Collected data
+++

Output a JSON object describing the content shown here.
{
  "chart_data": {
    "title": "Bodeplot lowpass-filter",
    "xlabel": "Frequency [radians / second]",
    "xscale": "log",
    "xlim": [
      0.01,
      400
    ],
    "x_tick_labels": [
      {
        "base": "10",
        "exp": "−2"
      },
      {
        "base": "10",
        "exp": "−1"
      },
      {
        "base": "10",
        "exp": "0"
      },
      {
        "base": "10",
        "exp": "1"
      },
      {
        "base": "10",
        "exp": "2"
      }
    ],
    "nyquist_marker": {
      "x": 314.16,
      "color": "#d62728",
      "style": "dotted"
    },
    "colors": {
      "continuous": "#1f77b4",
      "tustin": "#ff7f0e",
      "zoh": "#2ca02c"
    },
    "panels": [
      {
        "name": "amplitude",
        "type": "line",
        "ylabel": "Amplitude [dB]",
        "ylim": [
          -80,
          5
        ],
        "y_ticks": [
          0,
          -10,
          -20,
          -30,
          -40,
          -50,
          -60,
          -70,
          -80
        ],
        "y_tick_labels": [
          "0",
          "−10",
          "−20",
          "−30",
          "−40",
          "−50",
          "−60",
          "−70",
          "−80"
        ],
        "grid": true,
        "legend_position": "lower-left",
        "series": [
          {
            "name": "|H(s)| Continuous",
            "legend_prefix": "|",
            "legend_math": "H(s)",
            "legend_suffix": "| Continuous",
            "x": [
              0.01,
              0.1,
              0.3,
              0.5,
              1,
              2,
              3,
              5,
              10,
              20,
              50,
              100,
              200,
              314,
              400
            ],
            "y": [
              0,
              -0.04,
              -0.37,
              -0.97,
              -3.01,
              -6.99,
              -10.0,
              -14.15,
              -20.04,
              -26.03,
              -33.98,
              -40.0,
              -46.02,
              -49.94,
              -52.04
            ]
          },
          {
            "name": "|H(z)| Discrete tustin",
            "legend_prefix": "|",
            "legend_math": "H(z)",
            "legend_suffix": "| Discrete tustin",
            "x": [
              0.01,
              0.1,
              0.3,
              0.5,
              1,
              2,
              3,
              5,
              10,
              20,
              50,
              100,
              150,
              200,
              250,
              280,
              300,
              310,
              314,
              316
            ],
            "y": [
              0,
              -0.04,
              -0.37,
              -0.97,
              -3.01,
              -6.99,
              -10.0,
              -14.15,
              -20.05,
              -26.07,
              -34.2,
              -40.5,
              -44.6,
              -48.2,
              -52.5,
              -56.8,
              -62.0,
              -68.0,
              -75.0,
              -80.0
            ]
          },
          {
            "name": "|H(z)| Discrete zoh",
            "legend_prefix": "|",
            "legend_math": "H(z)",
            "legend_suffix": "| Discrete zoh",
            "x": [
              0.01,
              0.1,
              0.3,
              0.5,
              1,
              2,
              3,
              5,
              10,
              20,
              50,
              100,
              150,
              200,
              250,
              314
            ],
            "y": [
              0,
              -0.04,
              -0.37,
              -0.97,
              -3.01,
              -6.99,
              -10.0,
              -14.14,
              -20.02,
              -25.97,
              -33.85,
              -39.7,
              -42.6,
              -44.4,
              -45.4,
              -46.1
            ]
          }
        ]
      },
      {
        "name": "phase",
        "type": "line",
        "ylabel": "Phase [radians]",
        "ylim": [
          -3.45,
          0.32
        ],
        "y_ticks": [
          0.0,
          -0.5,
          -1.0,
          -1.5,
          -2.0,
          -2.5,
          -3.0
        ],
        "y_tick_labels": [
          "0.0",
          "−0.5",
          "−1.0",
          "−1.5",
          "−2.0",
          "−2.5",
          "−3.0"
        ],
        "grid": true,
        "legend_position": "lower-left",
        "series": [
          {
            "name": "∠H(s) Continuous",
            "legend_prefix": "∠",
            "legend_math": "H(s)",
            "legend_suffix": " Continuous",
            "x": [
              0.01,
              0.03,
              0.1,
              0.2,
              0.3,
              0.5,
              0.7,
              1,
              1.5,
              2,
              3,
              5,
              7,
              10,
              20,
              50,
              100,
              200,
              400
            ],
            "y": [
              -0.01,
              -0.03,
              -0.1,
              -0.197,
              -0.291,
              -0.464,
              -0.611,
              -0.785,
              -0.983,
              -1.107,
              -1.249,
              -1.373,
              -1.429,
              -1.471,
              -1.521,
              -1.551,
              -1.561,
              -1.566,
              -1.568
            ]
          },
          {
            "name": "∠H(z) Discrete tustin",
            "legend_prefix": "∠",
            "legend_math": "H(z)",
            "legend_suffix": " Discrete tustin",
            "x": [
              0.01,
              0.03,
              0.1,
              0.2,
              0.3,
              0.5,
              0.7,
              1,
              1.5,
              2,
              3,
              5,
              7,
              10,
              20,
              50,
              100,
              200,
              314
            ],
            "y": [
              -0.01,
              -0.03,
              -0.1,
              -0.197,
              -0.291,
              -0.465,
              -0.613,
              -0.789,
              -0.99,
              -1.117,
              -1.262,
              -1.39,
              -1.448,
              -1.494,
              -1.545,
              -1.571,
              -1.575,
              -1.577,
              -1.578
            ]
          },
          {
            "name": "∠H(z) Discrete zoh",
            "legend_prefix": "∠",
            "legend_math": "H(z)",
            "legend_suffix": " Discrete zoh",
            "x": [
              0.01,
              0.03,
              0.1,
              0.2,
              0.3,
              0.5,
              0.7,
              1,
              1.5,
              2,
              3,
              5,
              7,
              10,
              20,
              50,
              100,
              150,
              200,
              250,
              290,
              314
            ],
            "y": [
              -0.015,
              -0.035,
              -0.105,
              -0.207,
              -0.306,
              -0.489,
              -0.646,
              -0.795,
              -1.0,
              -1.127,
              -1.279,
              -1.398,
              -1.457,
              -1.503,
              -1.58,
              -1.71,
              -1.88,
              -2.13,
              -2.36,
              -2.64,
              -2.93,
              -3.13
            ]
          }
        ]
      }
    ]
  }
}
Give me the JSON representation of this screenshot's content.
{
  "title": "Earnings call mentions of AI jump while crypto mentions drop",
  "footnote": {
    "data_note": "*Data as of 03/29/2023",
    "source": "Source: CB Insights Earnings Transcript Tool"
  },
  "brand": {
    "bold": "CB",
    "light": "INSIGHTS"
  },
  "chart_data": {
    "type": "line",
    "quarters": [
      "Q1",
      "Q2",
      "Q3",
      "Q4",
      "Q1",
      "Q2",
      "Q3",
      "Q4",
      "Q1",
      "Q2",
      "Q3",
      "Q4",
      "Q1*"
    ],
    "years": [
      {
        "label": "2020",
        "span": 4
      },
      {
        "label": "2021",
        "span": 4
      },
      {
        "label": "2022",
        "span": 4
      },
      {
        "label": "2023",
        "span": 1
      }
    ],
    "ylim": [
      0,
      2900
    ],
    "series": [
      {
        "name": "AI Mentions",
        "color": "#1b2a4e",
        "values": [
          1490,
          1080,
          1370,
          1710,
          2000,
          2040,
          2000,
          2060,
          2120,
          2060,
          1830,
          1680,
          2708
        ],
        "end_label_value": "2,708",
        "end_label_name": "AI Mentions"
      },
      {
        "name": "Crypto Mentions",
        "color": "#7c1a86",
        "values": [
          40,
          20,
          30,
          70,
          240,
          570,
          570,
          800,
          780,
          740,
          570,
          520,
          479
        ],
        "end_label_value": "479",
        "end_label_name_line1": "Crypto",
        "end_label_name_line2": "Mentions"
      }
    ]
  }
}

+++

Task statement: Each line above that holds the string "title" should be copied and shown.

Exercise solution:
    "title": "Bodeplot lowpass-filter",
  "title": "Earnings call mentions of AI jump while crypto mentions drop",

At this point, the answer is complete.